Find "Serialize everything readable" in the data below; transcribe the line it appears on and each line after it, exactly, to the end, and nothing else.

(Dataset rows about figures)
★ ★ ★ ★
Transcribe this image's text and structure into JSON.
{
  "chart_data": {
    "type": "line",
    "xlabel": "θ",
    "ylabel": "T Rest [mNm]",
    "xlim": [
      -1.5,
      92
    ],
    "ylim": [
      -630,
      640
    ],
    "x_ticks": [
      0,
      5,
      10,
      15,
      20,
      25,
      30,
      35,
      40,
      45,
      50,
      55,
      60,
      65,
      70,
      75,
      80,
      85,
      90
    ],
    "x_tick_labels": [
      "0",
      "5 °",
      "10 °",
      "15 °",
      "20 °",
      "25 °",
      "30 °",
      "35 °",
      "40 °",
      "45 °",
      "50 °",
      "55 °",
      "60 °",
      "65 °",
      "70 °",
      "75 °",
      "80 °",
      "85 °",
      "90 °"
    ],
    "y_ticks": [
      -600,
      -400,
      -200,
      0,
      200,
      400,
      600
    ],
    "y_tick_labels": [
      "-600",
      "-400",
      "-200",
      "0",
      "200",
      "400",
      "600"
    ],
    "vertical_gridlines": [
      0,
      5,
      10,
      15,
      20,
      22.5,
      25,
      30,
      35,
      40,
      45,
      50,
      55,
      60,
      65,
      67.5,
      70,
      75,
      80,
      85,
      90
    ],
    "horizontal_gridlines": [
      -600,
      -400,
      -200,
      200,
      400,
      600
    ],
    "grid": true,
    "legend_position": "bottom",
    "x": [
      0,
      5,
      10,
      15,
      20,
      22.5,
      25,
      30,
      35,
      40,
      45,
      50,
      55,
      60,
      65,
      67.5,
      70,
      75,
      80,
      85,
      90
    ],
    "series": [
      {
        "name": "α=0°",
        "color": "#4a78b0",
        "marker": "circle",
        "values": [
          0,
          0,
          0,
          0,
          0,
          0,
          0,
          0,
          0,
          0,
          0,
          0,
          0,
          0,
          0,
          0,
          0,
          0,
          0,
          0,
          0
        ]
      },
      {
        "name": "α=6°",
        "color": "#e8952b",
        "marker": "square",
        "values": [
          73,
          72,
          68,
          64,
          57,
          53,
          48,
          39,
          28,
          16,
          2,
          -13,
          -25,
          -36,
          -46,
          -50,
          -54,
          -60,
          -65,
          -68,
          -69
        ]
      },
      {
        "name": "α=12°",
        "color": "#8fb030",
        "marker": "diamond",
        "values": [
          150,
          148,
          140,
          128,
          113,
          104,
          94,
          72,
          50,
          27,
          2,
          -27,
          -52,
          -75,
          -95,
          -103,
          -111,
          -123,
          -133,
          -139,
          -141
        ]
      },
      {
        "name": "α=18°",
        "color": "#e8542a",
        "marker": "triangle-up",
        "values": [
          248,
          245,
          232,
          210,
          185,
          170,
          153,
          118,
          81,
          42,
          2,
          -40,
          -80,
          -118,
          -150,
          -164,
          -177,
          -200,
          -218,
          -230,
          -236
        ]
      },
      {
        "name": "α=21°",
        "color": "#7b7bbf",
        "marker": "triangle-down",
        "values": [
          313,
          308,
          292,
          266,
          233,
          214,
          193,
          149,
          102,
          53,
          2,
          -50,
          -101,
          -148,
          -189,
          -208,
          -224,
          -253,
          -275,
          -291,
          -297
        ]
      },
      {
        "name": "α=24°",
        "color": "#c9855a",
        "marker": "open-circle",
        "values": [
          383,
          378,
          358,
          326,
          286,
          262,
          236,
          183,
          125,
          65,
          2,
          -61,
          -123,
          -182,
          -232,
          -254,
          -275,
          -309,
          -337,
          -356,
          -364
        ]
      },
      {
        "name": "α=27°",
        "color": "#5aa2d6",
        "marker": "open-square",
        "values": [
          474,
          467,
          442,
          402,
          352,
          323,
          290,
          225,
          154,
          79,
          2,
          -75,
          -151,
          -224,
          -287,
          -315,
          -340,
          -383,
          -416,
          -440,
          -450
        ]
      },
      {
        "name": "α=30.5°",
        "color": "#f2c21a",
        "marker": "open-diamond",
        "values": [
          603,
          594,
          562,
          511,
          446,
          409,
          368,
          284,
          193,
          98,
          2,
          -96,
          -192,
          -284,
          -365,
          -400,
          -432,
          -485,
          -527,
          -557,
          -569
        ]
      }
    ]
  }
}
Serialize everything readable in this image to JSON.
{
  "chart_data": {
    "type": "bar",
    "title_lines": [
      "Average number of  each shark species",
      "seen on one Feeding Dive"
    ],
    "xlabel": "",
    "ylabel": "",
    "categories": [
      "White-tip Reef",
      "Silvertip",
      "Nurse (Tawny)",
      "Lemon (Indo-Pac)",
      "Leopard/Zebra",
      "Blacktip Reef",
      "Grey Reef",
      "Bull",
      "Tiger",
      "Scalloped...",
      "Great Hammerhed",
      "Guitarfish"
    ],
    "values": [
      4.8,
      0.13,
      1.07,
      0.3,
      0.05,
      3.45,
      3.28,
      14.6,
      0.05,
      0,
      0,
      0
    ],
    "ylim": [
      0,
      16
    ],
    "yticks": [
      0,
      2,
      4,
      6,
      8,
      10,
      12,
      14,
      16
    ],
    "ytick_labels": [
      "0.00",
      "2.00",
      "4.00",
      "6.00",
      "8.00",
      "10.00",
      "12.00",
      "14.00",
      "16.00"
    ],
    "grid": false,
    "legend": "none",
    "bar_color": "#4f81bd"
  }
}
★ ★ ★ ★
● THE REPLY:
Serialize everything readable in this image to JSON.
{
  "chart_data": {
    "type": "bar",
    "title_lines": [
      "Average number of  each shark species",
      "seen on one Feeding Dive"
    ],
    "xlabel": "",
    "ylabel": "",
    "categories": [
      "White-tip Reef",
      "Silvertip",
      "Nurse (Tawny)",
      "Lemon (Indo-Pac)",
      "Leopard/Zebra",
      "Blacktip Reef",
      "Grey Reef",
      "Bull",
      "Tiger",
      "Scalloped...",
      "Great Hammerhed",
      "Guitarfish"
    ],
    "values": [
      4.8,
      0.13,
      1.07,
      0.3,
      0.05,
      3.45,
      3.28,
      14.6,
      0.05,
      0,
      0,
      0
    ],
    "ylim": [
      0,
      16
    ],
    "yticks": [
      0,
      2,
      4,
      6,
      8,
      10,
      12,
      14,
      16
    ],
    "ytick_labels": [
      "0.00",
      "2.00",
      "4.00",
      "6.00",
      "8.00",
      "10.00",
      "12.00",
      "14.00",
      "16.00"
    ],
    "grid": false,
    "legend": "none",
    "bar_color": "#4f81bd"
  }
}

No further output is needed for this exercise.